## [Recorded information]
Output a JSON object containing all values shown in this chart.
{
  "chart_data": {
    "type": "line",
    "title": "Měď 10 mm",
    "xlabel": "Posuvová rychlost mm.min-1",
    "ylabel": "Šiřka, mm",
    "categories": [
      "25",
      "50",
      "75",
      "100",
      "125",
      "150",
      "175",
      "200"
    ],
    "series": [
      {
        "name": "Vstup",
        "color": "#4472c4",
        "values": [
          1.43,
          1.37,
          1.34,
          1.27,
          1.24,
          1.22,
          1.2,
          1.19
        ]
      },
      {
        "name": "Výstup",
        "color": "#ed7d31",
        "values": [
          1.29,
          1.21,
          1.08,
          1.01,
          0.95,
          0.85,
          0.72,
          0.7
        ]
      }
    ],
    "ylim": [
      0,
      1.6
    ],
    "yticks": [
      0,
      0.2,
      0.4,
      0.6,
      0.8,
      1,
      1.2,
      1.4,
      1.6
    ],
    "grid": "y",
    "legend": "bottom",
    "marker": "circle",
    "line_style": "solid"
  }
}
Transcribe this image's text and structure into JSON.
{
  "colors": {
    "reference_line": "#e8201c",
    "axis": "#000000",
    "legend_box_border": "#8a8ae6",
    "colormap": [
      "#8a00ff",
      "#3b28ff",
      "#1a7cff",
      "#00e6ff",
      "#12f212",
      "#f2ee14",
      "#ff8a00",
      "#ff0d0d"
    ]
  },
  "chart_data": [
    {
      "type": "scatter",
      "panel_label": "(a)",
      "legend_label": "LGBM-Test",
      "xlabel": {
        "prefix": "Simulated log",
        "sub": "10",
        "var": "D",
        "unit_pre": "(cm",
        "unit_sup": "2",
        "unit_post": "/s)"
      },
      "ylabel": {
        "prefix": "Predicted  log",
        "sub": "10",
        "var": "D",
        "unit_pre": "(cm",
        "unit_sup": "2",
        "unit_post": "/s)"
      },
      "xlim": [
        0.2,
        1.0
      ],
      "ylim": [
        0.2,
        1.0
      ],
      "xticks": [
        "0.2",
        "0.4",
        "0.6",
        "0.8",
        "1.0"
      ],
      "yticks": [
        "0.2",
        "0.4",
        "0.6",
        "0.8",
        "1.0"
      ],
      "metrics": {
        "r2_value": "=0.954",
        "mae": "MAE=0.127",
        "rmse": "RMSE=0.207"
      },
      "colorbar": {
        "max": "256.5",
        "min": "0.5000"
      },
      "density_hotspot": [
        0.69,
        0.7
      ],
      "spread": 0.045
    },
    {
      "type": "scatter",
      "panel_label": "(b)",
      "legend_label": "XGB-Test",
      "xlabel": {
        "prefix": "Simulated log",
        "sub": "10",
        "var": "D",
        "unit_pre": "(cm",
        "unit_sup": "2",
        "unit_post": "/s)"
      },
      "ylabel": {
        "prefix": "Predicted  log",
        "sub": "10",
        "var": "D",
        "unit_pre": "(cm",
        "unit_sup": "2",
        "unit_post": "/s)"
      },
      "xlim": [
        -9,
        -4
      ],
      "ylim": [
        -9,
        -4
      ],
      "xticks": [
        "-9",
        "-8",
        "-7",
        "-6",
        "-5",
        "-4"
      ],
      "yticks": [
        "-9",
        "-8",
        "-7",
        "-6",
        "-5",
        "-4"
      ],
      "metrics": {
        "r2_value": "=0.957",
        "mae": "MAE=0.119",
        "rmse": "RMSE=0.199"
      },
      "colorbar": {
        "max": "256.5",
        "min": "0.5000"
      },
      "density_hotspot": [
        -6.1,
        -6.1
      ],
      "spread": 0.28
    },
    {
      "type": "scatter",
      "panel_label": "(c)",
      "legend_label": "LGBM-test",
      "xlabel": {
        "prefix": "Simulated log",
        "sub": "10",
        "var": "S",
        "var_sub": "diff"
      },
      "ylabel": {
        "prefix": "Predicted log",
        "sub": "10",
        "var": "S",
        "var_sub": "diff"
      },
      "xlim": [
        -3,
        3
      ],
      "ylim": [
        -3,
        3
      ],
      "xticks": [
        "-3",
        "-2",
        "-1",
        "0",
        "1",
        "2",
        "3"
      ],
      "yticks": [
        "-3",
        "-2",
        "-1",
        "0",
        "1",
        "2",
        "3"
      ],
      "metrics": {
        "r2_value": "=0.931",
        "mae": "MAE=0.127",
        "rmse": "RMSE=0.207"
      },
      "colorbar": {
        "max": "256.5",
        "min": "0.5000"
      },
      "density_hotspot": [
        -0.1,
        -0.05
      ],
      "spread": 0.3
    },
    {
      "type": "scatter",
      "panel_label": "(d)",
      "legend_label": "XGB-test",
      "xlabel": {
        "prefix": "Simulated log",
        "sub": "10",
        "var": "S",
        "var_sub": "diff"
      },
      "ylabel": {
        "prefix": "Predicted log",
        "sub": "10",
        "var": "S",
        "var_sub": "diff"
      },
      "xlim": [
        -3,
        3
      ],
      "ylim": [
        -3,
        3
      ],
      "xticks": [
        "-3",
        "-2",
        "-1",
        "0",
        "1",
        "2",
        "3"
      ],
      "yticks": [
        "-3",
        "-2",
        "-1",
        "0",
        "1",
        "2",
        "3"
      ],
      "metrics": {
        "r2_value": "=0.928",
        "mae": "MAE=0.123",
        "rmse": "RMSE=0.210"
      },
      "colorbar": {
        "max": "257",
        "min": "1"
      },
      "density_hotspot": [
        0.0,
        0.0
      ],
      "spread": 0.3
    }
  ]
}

## [Problem requirements]
Extract the data exactly as given.

## [Solution to this exercise]
Output a JSON object containing all values shown in this chart.
{
  "chart_data": {
    "type": "line",
    "title": "Měď 10 mm",
    "xlabel": "Posuvová rychlost mm.min-1",
    "ylabel": "Šiřka, mm",
    "categories": [
      "25",
      "50",
      "75",
      "100",
      "125",
      "150",
      "175",
      "200"
    ],
    "series": [
      {
        "name": "Vstup",
        "color": "#4472c4",
        "values": [
          1.43,
          1.37,
          1.34,
          1.27,
          1.24,
          1.22,
          1.2,
          1.19
        ]
      },
      {
        "name": "Výstup",
        "color": "#ed7d31",
        "values": [
          1.29,
          1.21,
          1.08,
          1.01,
          0.95,
          0.85,
          0.72,
          0.7
        ]
      }
    ],
    "ylim": [
      0,
      1.6
    ],
    "yticks": [
      0,
      0.2,
      0.4,
      0.6,
      0.8,
      1,
      1.2,
      1.4,
      1.6
    ],
    "grid": "y",
    "legend": "bottom",
    "marker": "circle",
    "line_style": "solid"
  }
}
Transcribe this image's text and structure into JSON.
{
  "colors": {
    "reference_line": "#e8201c",
    "axis": "#000000",
    "legend_box_border": "#8a8ae6",
    "colormap": [
      "#8a00ff",
      "#3b28ff",
      "#1a7cff",
      "#00e6ff",
      "#12f212",
      "#f2ee14",
      "#ff8a00",
      "#ff0d0d"
    ]
  },
  "chart_data": [
    {
      "type": "scatter",
      "panel_label": "(a)",
      "legend_label": "LGBM-Test",
      "xlabel": {
        "prefix": "Simulated log",
        "sub": "10",
        "var": "D",
        "unit_pre": "(cm",
        "unit_sup": "2",
        "unit_post": "/s)"
      },
      "ylabel": {
        "prefix": "Predicted  log",
        "sub": "10",
        "var": "D",
        "unit_pre": "(cm",
        "unit_sup": "2",
        "unit_post": "/s)"
      },
      "xlim": [
        0.2,
        1.0
      ],
      "ylim": [
        0.2,
        1.0
      ],
      "xticks": [
        "0.2",
        "0.4",
        "0.6",
        "0.8",
        "1.0"
      ],
      "yticks": [
        "0.2",
        "0.4",
        "0.6",
        "0.8",
        "1.0"
      ],
      "metrics": {
        "r2_value": "=0.954",
        "mae": "MAE=0.127",
        "rmse": "RMSE=0.207"
      },
      "colorbar": {
        "max": "256.5",
        "min": "0.5000"
      },
      "density_hotspot": [
        0.69,
        0.7
      ],
      "spread": 0.045
    },
    {
      "type": "scatter",
      "panel_label": "(b)",
      "legend_label": "XGB-Test",
      "xlabel": {
        "prefix": "Simulated log",
        "sub": "10",
        "var": "D",
        "unit_pre": "(cm",
        "unit_sup": "2",
        "unit_post": "/s)"
      },
      "ylabel": {
        "prefix": "Predicted  log",
        "sub": "10",
        "var": "D",
        "unit_pre": "(cm",
        "unit_sup": "2",
        "unit_post": "/s)"
      },
      "xlim": [
        -9,
        -4
      ],
      "ylim": [
        -9,
        -4
      ],
      "xticks": [
        "-9",
        "-8",
        "-7",
        "-6",
        "-5",
        "-4"
      ],
      "yticks": [
        "-9",
        "-8",
        "-7",
        "-6",
        "-5",
        "-4"
      ],
      "metrics": {
        "r2_value": "=0.957",
        "mae": "MAE=0.119",
        "rmse": "RMSE=0.199"
      },
      "colorbar": {
        "max": "256.5",
        "min": "0.5000"
      },
      "density_hotspot": [
        -6.1,
        -6.1
      ],
      "spread": 0.28
    },
    {
      "type": "scatter",
      "panel_label": "(c)",
      "legend_label": "LGBM-test",
      "xlabel": {
        "prefix": "Simulated log",
        "sub": "10",
        "var": "S",
        "var_sub": "diff"
      },
      "ylabel": {
        "prefix": "Predicted log",
        "sub": "10",
        "var": "S",
        "var_sub": "diff"
      },
      "xlim": [
        -3,
        3
      ],
      "ylim": [
        -3,
        3
      ],
      "xticks": [
        "-3",
        "-2",
        "-1",
        "0",
        "1",
        "2",
        "3"
      ],
      "yticks": [
        "-3",
        "-2",
        "-1",
        "0",
        "1",
        "2",
        "3"
      ],
      "metrics": {
        "r2_value": "=0.931",
        "mae": "MAE=0.127",
        "rmse": "RMSE=0.207"
      },
      "colorbar": {
        "max": "256.5",
        "min": "0.5000"
      },
      "density_hotspot": [
        -0.1,
        -0.05
      ],
      "spread": 0.3
    },
    {
      "type": "scatter",
      "panel_label": "(d)",
      "legend_label": "XGB-test",
      "xlabel": {
        "prefix": "Simulated log",
        "sub": "10",
        "var": "S",
        "var_sub": "diff"
      },
      "ylabel": {
        "prefix": "Predicted log",
        "sub": "10",
        "var": "S",
        "var_sub": "diff"
      },
      "xlim": [
        -3,
        3
      ],
      "ylim": [
        -3,
        3
      ],
      "xticks": [
        "-3",
        "-2",
        "-1",
        "0",
        "1",
        "2",
        "3"
      ],
      "yticks": [
        "-3",
        "-2",
        "-1",
        "0",
        "1",
        "2",
        "3"
      ],
      "metrics": {
        "r2_value": "=0.928",
        "mae": "MAE=0.123",
        "rmse": "RMSE=0.210"
      },
      "colorbar": {
        "max": "257",
        "min": "1"
      },
      "density_hotspot": [
        0.0,
        0.0
      ],
      "spread": 0.3
    }
  ]
}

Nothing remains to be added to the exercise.